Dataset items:
▬▬▬

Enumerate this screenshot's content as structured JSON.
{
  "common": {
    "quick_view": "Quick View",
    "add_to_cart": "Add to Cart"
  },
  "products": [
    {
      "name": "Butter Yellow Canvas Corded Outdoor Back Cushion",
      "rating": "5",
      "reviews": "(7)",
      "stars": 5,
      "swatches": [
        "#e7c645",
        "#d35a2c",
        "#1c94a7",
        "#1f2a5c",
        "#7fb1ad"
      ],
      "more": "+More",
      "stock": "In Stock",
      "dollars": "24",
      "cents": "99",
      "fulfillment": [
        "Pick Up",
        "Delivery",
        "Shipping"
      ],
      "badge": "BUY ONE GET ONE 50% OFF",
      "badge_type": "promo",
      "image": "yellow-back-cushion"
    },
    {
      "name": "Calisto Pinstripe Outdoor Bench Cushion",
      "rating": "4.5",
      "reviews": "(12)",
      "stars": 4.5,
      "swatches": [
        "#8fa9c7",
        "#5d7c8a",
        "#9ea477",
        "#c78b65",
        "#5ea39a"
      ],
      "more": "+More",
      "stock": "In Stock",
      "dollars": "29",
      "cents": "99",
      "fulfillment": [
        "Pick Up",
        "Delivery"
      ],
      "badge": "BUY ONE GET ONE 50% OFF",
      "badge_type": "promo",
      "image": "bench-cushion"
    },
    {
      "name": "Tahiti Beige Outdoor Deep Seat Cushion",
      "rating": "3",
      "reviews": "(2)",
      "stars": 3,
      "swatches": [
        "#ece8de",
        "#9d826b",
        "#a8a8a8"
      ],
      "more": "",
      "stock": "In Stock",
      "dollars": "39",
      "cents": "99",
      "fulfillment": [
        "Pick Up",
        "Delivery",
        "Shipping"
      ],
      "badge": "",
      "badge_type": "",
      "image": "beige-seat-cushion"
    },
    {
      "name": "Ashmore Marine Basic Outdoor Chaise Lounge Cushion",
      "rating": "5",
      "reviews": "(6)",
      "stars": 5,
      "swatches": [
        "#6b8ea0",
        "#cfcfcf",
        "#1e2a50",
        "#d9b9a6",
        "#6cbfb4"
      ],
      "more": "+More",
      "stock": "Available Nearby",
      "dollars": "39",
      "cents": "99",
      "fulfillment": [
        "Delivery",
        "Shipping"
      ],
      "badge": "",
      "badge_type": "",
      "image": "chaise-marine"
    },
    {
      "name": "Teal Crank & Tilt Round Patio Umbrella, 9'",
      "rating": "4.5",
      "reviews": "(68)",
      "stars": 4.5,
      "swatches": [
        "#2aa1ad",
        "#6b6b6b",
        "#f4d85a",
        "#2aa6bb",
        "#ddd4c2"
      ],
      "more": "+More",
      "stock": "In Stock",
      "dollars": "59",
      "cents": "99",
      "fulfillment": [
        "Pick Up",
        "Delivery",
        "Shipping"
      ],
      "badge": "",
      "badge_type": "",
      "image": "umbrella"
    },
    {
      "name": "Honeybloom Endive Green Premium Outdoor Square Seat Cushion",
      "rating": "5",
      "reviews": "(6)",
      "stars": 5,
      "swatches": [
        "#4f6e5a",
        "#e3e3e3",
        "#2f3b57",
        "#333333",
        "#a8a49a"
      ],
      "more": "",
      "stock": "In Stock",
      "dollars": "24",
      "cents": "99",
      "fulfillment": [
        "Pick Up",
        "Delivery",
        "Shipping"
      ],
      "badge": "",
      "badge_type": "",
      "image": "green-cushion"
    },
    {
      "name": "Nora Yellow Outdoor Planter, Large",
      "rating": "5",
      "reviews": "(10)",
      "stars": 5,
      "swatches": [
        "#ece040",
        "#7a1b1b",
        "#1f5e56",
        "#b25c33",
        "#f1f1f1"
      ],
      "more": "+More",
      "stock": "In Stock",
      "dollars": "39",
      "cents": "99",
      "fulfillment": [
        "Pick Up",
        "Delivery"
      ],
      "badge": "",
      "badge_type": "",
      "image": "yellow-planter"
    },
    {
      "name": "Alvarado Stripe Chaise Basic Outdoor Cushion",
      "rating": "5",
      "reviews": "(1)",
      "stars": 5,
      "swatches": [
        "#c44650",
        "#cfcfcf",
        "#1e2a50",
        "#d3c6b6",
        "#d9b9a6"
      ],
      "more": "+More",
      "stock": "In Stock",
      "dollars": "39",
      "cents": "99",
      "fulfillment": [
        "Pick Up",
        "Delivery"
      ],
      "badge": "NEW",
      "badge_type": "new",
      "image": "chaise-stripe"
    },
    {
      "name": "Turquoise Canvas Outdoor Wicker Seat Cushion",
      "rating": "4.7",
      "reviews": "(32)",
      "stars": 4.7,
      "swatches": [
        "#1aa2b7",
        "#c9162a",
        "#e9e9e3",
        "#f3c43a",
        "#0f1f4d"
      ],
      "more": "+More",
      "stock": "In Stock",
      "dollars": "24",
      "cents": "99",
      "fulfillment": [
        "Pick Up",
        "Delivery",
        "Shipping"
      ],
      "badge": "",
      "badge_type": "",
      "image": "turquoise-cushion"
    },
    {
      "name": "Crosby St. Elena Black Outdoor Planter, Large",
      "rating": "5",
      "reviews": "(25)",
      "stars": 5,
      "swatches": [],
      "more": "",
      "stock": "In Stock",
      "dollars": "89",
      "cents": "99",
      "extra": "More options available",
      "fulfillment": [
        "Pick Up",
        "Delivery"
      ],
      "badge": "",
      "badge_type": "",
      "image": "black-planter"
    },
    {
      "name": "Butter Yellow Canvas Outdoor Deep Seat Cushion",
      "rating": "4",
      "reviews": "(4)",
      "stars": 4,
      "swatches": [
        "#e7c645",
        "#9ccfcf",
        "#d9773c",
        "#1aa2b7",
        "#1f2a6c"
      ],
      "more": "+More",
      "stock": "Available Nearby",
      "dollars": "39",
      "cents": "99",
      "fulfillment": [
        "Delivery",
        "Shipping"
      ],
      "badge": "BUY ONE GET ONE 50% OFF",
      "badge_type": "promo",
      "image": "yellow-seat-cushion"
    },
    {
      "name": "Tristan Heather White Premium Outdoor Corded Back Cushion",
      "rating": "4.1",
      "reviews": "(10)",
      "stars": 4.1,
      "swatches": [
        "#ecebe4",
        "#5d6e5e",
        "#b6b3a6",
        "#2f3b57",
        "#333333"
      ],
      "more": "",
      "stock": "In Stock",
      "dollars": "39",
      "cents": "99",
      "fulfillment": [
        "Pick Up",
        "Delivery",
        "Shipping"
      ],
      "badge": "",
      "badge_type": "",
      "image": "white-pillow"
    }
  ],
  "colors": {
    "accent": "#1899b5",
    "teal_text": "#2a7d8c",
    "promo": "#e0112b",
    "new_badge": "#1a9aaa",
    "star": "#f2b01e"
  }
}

▬▬▬

■ EXERCISE TASK: Output the entries exactly.

■ FINAL ANSWER:
Enumerate this screenshot's content as structured JSON.
{
  "common": {
    "quick_view": "Quick View",
    "add_to_cart": "Add to Cart"
  },
  "products": [
    {
      "name": "Butter Yellow Canvas Corded Outdoor Back Cushion",
      "rating": "5",
      "reviews": "(7)",
      "stars": 5,
      "swatches": [
        "#e7c645",
        "#d35a2c",
        "#1c94a7",
        "#1f2a5c",
        "#7fb1ad"
      ],
      "more": "+More",
      "stock": "In Stock",
      "dollars": "24",
      "cents": "99",
      "fulfillment": [
        "Pick Up",
        "Delivery",
        "Shipping"
      ],
      "badge": "BUY ONE GET ONE 50% OFF",
      "badge_type": "promo",
      "image": "yellow-back-cushion"
    },
    {
      "name": "Calisto Pinstripe Outdoor Bench Cushion",
      "rating": "4.5",
      "reviews": "(12)",
      "stars": 4.5,
      "swatches": [
        "#8fa9c7",
        "#5d7c8a",
        "#9ea477",
        "#c78b65",
        "#5ea39a"
      ],
      "more": "+More",
      "stock": "In Stock",
      "dollars": "29",
      "cents": "99",
      "fulfillment": [
        "Pick Up",
        "Delivery"
      ],
      "badge": "BUY ONE GET ONE 50% OFF",
      "badge_type": "promo",
      "image": "bench-cushion"
    },
    {
      "name": "Tahiti Beige Outdoor Deep Seat Cushion",
      "rating": "3",
      "reviews": "(2)",
      "stars": 3,
      "swatches": [
        "#ece8de",
        "#9d826b",
        "#a8a8a8"
      ],
      "more": "",
      "stock": "In Stock",
      "dollars": "39",
      "cents": "99",
      "fulfillment": [
        "Pick Up",
        "Delivery",
        "Shipping"
      ],
      "badge": "",
      "badge_type": "",
      "image": "beige-seat-cushion"
    },
    {
      "name": "Ashmore Marine Basic Outdoor Chaise Lounge Cushion",
      "rating": "5",
      "reviews": "(6)",
      "stars": 5,
      "swatches": [
        "#6b8ea0",
        "#cfcfcf",
        "#1e2a50",
        "#d9b9a6",
        "#6cbfb4"
      ],
      "more": "+More",
      "stock": "Available Nearby",
      "dollars": "39",
      "cents": "99",
      "fulfillment": [
        "Delivery",
        "Shipping"
      ],
      "badge": "",
      "badge_type": "",
      "image": "chaise-marine"
    },
    {
      "name": "Teal Crank & Tilt Round Patio Umbrella, 9'",
      "rating": "4.5",
      "reviews": "(68)",
      "stars": 4.5,
      "swatches": [
        "#2aa1ad",
        "#6b6b6b",
        "#f4d85a",
        "#2aa6bb",
        "#ddd4c2"
      ],
      "more": "+More",
      "stock": "In Stock",
      "dollars": "59",
      "cents": "99",
      "fulfillment": [
        "Pick Up",
        "Delivery",
        "Shipping"
      ],
      "badge": "",
      "badge_type": "",
      "image": "umbrella"
    },
    {
      "name": "Honeybloom Endive Green Premium Outdoor Square Seat Cushion",
      "rating": "5",
      "reviews": "(6)",
      "stars": 5,
      "swatches": [
        "#4f6e5a",
        "#e3e3e3",
        "#2f3b57",
        "#333333",
        "#a8a49a"
      ],
      "more": "",
      "stock": "In Stock",
      "dollars": "24",
      "cents": "99",
      "fulfillment": [
        "Pick Up",
        "Delivery",
        "Shipping"
      ],
      "badge": "",
      "badge_type": "",
      "image": "green-cushion"
    },
    {
      "name": "Nora Yellow Outdoor Planter, Large",
      "rating": "5",
      "reviews": "(10)",
      "stars": 5,
      "swatches": [
        "#ece040",
        "#7a1b1b",
        "#1f5e56",
        "#b25c33",
        "#f1f1f1"
      ],
      "more": "+More",
      "stock": "In Stock",
      "dollars": "39",
      "cents": "99",
      "fulfillment": [
        "Pick Up",
        "Delivery"
      ],
      "badge": "",
      "badge_type": "",
      "image": "yellow-planter"
    },
    {
      "name": "Alvarado Stripe Chaise Basic Outdoor Cushion",
      "rating": "5",
      "reviews": "(1)",
      "stars": 5,
      "swatches": [
        "#c44650",
        "#cfcfcf",
        "#1e2a50",
        "#d3c6b6",
        "#d9b9a6"
      ],
      "more": "+More",
      "stock": "In Stock",
      "dollars": "39",
      "cents": "99",
      "fulfillment": [
        "Pick Up",
        "Delivery"
      ],
      "badge": "NEW",
      "badge_type": "new",
      "image": "chaise-stripe"
    },
    {
      "name": "Turquoise Canvas Outdoor Wicker Seat Cushion",
      "rating": "4.7",
      "reviews": "(32)",
      "stars": 4.7,
      "swatches": [
        "#1aa2b7",
        "#c9162a",
        "#e9e9e3",
        "#f3c43a",
        "#0f1f4d"
      ],
      "more": "+More",
      "stock": "In Stock",
      "dollars": "24",
      "cents": "99",
      "fulfillment": [
        "Pick Up",
        "Delivery",
        "Shipping"
      ],
      "badge": "",
      "badge_type": "",
      "image": "turquoise-cushion"
    },
    {
      "name": "Crosby St. Elena Black Outdoor Planter, Large",
      "rating": "5",
      "reviews": "(25)",
      "stars": 5,
      "swatches": [],
      "more": "",
      "stock": "In Stock",
      "dollars": "89",
      "cents": "99",
      "extra": "More options available",
      "fulfillment": [
        "Pick Up",
        "Delivery"
      ],
      "badge": "",
      "badge_type": "",
      "image": "black-planter"
    },
    {
      "name": "Butter Yellow Canvas Outdoor Deep Seat Cushion",
      "rating": "4",
      "reviews": "(4)",
      "stars": 4,
      "swatches": [
        "#e7c645",
        "#9ccfcf",
        "#d9773c",
        "#1aa2b7",
        "#1f2a6c"
      ],
      "more": "+More",
      "stock": "Available Nearby",
      "dollars": "39",
      "cents": "99",
      "fulfillment": [
        "Delivery",
        "Shipping"
      ],
      "badge": "BUY ONE GET ONE 50% OFF",
      "badge_type": "promo",
      "image": "yellow-seat-cushion"
    },
    {
      "name": "Tristan Heather White Premium Outdoor Corded Back Cushion",
      "rating": "4.1",
      "reviews": "(10)",
      "stars": 4.1,
      "swatches": [
        "#ecebe4",
        "#5d6e5e",
        "#b6b3a6",
        "#2f3b57",
        "#333333"
      ],
      "more": "",
      "stock": "In Stock",
      "dollars": "39",
      "cents": "99",
      "fulfillment": [
        "Pick Up",
        "Delivery",
        "Shipping"
      ],
      "badge": "",
      "badge_type": "",
      "image": "white-pillow"
    }
  ],
  "colors": {
    "accent": "#1899b5",
    "teal_text": "#2a7d8c",
    "promo": "#e0112b",
    "new_badge": "#1a9aaa",
    "star": "#f2b01e"
  }
}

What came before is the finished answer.